RECORDS PROVIDED:
◆ ◆ ◆
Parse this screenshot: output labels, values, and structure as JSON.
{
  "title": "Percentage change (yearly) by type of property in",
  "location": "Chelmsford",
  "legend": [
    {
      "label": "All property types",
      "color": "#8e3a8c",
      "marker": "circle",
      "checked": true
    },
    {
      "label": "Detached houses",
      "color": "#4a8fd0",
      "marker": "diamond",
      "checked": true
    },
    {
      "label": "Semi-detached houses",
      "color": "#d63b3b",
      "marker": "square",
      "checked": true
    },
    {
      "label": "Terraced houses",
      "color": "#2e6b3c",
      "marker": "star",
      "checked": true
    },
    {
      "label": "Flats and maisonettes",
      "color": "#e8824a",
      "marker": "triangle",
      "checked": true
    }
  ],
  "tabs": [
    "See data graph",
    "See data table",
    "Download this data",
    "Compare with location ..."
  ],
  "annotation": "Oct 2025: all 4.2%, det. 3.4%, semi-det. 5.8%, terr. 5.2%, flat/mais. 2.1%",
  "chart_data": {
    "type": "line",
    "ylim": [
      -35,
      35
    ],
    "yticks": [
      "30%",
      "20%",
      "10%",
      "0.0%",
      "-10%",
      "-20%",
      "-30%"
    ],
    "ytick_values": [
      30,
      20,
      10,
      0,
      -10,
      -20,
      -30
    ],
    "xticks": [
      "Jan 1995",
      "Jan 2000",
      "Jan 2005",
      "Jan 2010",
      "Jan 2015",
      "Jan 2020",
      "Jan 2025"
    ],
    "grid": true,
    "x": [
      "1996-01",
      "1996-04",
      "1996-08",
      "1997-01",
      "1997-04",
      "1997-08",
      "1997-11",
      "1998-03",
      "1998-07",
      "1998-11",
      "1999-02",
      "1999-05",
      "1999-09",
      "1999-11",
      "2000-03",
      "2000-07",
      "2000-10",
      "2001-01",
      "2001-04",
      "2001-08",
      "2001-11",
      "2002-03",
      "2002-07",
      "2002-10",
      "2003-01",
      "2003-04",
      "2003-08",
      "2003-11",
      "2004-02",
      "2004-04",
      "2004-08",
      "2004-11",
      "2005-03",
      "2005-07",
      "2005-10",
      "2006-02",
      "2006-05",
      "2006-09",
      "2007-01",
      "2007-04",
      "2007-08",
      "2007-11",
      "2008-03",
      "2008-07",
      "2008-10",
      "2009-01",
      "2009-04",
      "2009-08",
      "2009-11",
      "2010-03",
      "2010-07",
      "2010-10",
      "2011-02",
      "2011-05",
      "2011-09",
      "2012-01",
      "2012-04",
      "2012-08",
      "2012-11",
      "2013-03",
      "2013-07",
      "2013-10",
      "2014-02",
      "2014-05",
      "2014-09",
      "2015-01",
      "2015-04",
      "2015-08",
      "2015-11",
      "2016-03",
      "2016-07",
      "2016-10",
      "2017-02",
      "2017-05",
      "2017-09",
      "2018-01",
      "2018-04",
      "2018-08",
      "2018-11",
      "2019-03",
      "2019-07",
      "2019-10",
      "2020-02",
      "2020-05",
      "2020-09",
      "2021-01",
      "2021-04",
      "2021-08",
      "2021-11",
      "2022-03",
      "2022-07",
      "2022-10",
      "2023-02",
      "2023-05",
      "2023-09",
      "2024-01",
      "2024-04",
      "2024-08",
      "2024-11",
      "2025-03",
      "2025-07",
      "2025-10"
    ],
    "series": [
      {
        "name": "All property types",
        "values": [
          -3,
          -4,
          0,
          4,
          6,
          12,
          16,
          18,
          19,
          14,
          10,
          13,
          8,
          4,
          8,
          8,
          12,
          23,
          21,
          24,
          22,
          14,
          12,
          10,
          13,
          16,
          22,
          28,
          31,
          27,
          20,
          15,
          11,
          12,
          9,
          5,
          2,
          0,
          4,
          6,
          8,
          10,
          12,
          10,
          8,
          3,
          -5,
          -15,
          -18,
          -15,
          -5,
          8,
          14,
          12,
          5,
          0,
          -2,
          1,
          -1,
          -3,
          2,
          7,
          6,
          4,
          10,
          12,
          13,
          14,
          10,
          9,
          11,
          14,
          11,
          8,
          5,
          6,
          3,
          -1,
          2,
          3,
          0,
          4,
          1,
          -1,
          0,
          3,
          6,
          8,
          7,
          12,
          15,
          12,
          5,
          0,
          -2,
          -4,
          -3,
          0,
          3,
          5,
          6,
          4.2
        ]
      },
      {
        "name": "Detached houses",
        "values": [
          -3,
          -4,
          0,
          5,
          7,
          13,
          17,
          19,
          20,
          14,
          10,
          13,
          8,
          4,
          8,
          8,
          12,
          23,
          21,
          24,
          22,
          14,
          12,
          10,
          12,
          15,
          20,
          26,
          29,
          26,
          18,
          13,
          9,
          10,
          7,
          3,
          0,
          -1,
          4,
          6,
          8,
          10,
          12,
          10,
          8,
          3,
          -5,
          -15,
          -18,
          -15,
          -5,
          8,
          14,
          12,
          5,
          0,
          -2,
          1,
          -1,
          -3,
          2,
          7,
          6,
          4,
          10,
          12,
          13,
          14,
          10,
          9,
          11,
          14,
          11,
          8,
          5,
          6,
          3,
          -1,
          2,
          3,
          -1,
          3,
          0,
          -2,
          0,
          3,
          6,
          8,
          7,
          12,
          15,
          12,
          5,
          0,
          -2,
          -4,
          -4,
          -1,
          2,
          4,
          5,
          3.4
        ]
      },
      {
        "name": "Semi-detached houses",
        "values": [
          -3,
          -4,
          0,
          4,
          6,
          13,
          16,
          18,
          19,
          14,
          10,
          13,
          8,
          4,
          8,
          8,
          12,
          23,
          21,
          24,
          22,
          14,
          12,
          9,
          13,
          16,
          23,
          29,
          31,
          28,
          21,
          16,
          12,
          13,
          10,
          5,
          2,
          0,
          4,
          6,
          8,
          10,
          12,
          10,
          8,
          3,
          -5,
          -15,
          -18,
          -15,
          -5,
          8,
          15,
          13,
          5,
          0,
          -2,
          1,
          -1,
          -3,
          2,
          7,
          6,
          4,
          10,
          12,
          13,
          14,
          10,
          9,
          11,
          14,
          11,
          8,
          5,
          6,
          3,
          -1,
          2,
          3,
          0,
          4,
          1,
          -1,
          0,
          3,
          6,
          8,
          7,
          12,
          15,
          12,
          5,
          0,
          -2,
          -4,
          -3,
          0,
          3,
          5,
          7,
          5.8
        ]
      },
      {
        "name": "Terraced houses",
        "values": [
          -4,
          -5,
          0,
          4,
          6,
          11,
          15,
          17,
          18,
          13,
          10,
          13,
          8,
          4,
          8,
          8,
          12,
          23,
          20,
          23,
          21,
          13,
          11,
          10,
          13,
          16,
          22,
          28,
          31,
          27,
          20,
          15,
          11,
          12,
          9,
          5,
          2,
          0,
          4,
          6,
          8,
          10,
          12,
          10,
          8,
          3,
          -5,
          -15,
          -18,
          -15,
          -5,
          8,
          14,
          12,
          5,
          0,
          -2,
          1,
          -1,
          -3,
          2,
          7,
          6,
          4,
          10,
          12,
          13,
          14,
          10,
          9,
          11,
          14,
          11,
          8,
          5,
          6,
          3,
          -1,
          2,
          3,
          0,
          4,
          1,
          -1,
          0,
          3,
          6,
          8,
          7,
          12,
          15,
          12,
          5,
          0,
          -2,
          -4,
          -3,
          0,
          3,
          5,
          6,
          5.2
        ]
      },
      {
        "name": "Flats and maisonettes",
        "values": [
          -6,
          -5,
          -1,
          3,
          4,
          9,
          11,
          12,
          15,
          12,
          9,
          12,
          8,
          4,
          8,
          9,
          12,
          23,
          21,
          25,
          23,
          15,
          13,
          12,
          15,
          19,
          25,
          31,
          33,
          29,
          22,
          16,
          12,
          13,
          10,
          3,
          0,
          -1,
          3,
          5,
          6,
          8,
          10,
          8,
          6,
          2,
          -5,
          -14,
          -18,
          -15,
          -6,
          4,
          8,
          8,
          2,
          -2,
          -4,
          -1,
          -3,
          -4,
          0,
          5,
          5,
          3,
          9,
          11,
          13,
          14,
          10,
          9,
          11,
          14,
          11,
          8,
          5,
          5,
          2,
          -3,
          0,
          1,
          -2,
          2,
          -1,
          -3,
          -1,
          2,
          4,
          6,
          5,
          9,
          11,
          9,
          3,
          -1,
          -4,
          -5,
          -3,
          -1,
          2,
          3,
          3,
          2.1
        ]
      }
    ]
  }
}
◆ ◆ ◆
YOUR GOAL: Go over the data above and copy every line that has the word "maisonettes" in it.

WORKED ANSWER:
      "label": "Flats and maisonettes",
        "name": "Flats and maisonettes",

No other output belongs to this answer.